▶ RECORD SET:
######
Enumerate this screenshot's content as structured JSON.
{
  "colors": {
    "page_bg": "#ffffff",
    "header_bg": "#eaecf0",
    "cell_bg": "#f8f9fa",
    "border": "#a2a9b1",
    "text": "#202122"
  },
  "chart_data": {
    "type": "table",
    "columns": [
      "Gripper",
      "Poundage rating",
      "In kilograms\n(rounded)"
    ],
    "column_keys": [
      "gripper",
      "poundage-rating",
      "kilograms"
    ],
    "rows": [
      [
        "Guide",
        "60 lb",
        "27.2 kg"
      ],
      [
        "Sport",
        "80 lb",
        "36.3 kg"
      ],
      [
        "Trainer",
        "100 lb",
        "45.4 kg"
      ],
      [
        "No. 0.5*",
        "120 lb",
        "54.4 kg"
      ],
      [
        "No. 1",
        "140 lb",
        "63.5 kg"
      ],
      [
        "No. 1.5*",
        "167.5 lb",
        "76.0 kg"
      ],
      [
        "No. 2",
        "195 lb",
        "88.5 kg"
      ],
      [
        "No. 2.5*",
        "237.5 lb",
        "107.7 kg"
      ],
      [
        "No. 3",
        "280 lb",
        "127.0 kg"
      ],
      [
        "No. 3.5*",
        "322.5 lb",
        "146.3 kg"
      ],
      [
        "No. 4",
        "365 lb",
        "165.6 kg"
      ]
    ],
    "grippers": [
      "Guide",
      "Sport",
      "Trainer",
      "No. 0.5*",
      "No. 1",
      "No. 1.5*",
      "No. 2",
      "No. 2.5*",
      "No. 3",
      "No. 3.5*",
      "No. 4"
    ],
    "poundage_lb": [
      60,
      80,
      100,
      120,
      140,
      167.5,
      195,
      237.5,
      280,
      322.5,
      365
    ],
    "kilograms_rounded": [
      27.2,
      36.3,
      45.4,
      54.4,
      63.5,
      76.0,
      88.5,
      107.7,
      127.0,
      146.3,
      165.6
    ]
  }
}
######
▶ AIM:
Set down the listing above in full, please, exactly as it appears.

▶ SOLVED PROBLEM:
Enumerate this screenshot's content as structured JSON.
{
  "colors": {
    "page_bg": "#ffffff",
    "header_bg": "#eaecf0",
    "cell_bg": "#f8f9fa",
    "border": "#a2a9b1",
    "text": "#202122"
  },
  "chart_data": {
    "type": "table",
    "columns": [
      "Gripper",
      "Poundage rating",
      "In kilograms\n(rounded)"
    ],
    "column_keys": [
      "gripper",
      "poundage-rating",
      "kilograms"
    ],
    "rows": [
      [
        "Guide",
        "60 lb",
        "27.2 kg"
      ],
      [
        "Sport",
        "80 lb",
        "36.3 kg"
      ],
      [
        "Trainer",
        "100 lb",
        "45.4 kg"
      ],
      [
        "No. 0.5*",
        "120 lb",
        "54.4 kg"
      ],
      [
        "No. 1",
        "140 lb",
        "63.5 kg"
      ],
      [
        "No. 1.5*",
        "167.5 lb",
        "76.0 kg"
      ],
      [
        "No. 2",
        "195 lb",
        "88.5 kg"
      ],
      [
        "No. 2.5*",
        "237.5 lb",
        "107.7 kg"
      ],
      [
        "No. 3",
        "280 lb",
        "127.0 kg"
      ],
      [
        "No. 3.5*",
        "322.5 lb",
        "146.3 kg"
      ],
      [
        "No. 4",
        "365 lb",
        "165.6 kg"
      ]
    ],
    "grippers": [
      "Guide",
      "Sport",
      "Trainer",
      "No. 0.5*",
      "No. 1",
      "No. 1.5*",
      "No. 2",
      "No. 2.5*",
      "No. 3",
      "No. 3.5*",
      "No. 4"
    ],
    "poundage_lb": [
      60,
      80,
      100,
      120,
      140,
      167.5,
      195,
      237.5,
      280,
      322.5,
      365
    ],
    "kilograms_rounded": [
      27.2,
      36.3,
      45.4,
      54.4,
      63.5,
      76.0,
      88.5,
      107.7,
      127.0,
      146.3,
      165.6
    ]
  }
}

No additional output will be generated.